PROMPT:
Records follow. Pull out every line that contains "critical".

EXERCISE DATA:
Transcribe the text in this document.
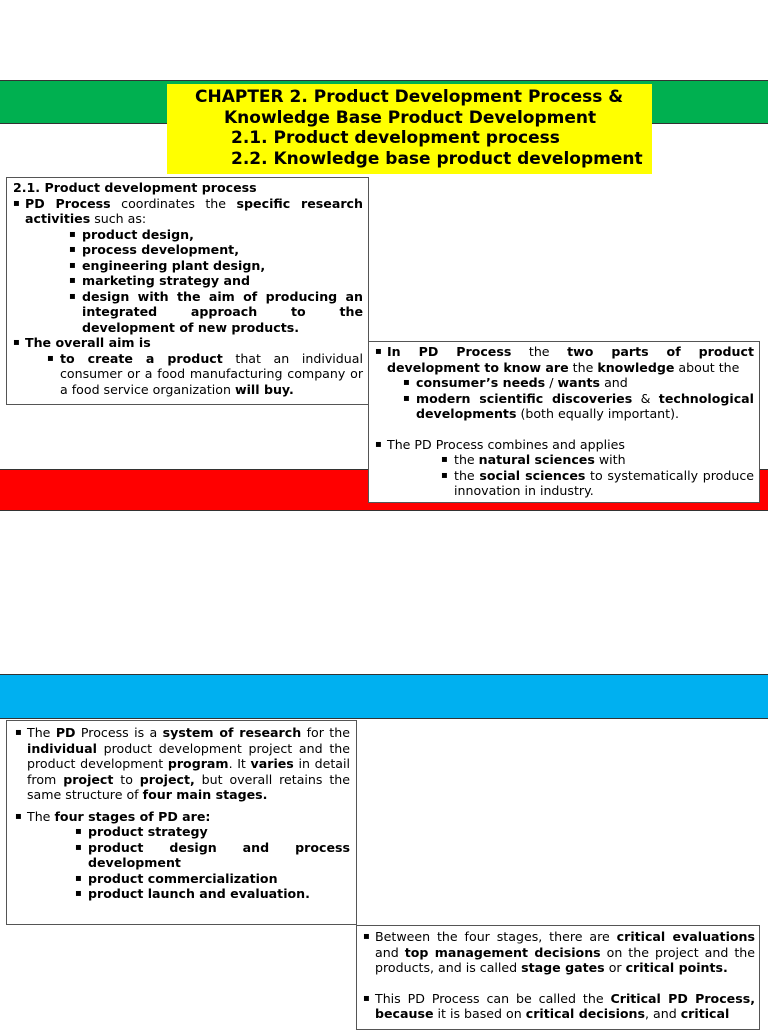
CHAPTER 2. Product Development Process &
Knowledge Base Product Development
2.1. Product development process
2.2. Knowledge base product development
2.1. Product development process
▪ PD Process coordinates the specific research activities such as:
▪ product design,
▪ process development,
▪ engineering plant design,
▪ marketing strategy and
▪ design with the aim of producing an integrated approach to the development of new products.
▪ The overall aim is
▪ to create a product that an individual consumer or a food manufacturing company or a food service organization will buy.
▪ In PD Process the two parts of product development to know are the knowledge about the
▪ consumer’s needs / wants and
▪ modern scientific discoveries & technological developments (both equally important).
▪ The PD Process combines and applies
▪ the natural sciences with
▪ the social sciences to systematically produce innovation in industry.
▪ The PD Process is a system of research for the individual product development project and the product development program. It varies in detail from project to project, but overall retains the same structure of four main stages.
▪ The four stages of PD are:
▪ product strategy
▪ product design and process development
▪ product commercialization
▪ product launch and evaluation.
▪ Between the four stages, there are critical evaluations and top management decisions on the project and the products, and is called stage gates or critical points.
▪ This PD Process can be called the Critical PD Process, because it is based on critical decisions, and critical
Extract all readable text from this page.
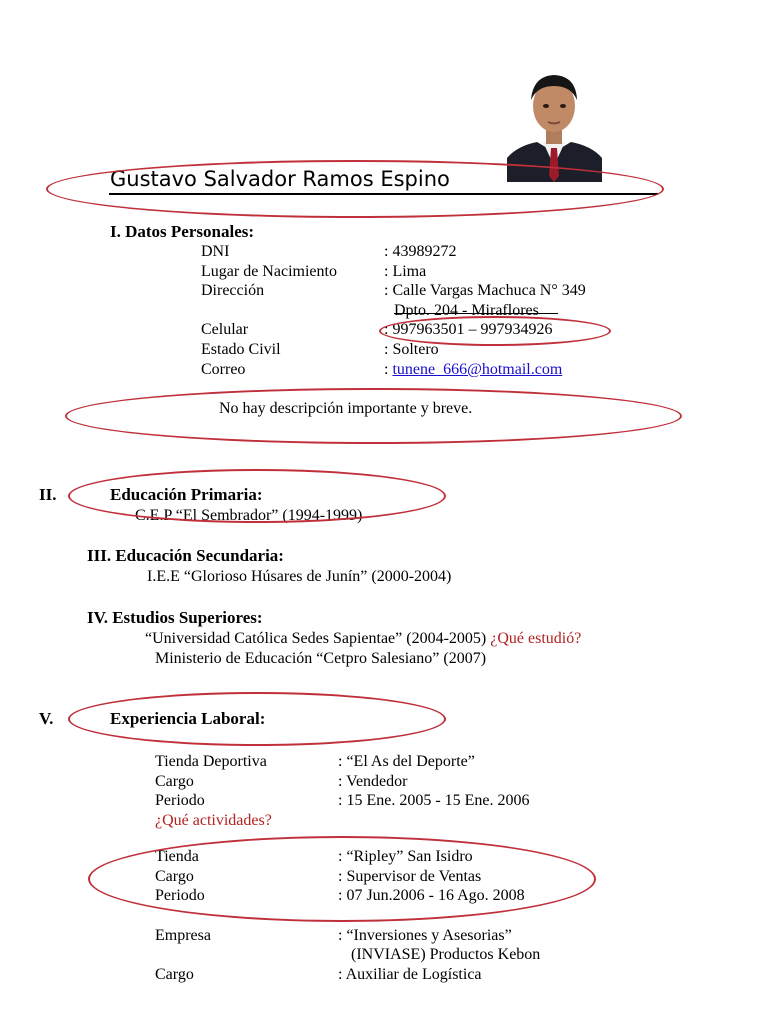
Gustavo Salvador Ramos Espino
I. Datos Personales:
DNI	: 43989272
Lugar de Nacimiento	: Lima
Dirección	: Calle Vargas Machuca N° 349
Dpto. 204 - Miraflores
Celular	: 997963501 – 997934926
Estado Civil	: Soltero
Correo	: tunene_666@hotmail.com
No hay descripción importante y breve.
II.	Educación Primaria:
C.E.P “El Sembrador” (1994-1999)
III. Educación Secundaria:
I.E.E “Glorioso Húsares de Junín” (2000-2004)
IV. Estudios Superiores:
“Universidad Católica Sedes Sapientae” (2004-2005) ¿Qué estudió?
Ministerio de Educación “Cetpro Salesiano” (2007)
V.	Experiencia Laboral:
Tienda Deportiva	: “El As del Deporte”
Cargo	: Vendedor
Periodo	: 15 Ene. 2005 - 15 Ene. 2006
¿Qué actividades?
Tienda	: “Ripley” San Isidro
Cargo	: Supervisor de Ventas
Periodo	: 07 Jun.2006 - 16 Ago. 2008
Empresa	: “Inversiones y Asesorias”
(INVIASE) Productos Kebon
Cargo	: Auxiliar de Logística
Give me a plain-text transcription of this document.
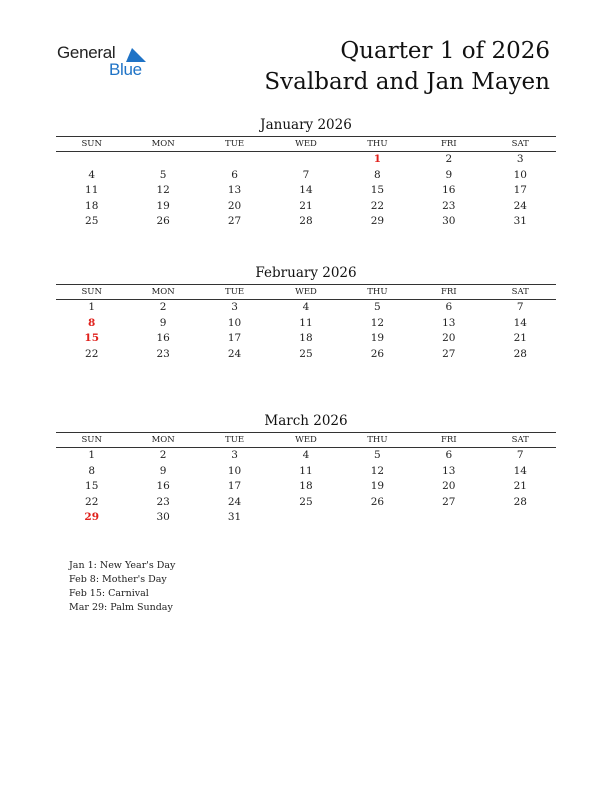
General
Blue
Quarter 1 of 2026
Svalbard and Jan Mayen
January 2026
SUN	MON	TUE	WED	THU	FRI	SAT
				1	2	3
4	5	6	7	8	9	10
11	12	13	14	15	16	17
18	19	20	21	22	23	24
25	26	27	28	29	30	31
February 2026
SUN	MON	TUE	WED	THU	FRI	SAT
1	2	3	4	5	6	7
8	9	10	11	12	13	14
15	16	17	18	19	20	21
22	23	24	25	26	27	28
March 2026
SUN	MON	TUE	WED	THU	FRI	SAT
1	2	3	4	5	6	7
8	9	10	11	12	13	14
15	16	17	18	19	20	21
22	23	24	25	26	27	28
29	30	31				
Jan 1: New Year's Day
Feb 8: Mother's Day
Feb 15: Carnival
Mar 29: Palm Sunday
==
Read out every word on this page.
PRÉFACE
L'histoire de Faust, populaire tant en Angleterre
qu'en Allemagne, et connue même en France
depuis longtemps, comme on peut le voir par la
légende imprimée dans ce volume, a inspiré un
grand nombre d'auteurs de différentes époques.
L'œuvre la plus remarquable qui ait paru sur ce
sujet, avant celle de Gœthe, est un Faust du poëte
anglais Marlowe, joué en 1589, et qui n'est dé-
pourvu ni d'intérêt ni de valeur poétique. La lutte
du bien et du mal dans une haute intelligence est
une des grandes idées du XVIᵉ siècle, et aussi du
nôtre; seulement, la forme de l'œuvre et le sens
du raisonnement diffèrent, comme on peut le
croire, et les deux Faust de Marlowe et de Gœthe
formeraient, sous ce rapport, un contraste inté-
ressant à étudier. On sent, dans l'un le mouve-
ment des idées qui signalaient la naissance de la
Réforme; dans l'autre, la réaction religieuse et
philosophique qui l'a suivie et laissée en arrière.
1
--
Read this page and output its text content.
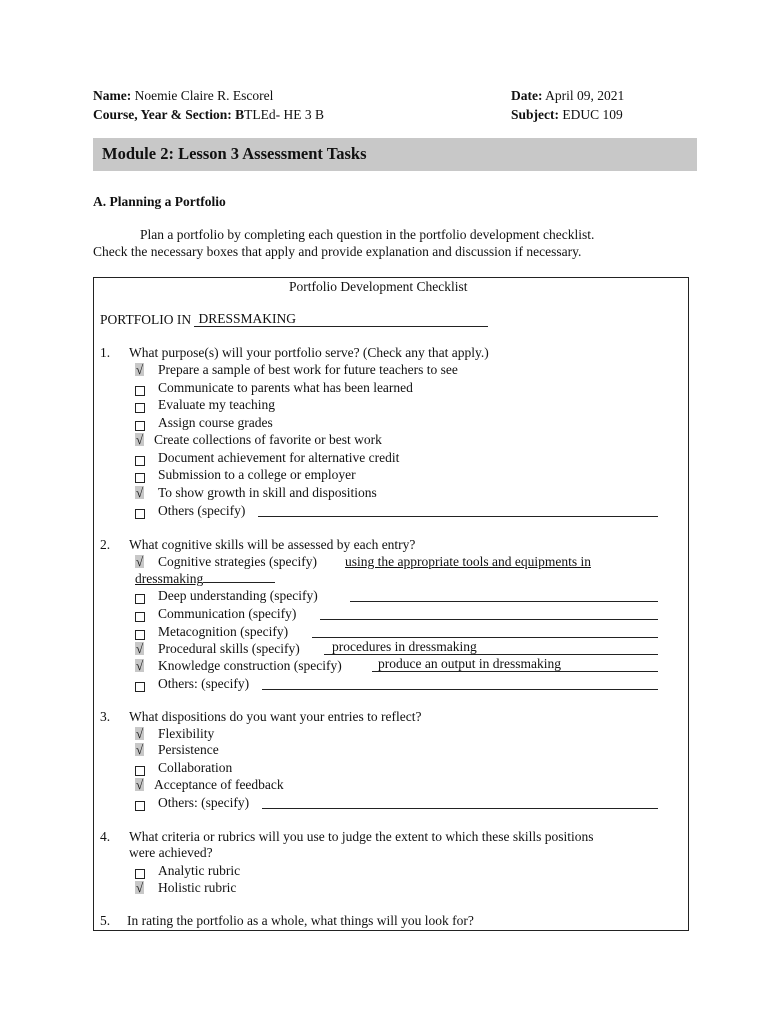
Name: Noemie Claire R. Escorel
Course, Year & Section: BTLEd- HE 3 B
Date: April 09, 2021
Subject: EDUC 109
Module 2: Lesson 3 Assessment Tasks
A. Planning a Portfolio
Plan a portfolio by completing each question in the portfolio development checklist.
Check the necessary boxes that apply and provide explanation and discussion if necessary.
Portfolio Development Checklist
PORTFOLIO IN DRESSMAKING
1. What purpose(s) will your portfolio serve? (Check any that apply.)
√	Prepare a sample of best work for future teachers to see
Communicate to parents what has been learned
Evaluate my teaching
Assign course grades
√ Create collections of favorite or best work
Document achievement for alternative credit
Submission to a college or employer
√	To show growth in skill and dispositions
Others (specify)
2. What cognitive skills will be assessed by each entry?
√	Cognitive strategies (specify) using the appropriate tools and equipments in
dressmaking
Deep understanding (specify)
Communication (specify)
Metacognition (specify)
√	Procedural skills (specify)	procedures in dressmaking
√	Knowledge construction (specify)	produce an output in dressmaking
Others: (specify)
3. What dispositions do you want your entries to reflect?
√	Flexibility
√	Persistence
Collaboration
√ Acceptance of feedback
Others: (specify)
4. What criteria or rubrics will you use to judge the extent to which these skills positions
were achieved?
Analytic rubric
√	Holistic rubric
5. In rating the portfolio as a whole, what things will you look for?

OUTPUT:
▪ Between the four stages, there are critical evaluations and top management decisions on the project and the products, and is called stage gates or critical points.
▪ This PD Process can be called the Critical PD Process, because it is based on critical decisions, and critical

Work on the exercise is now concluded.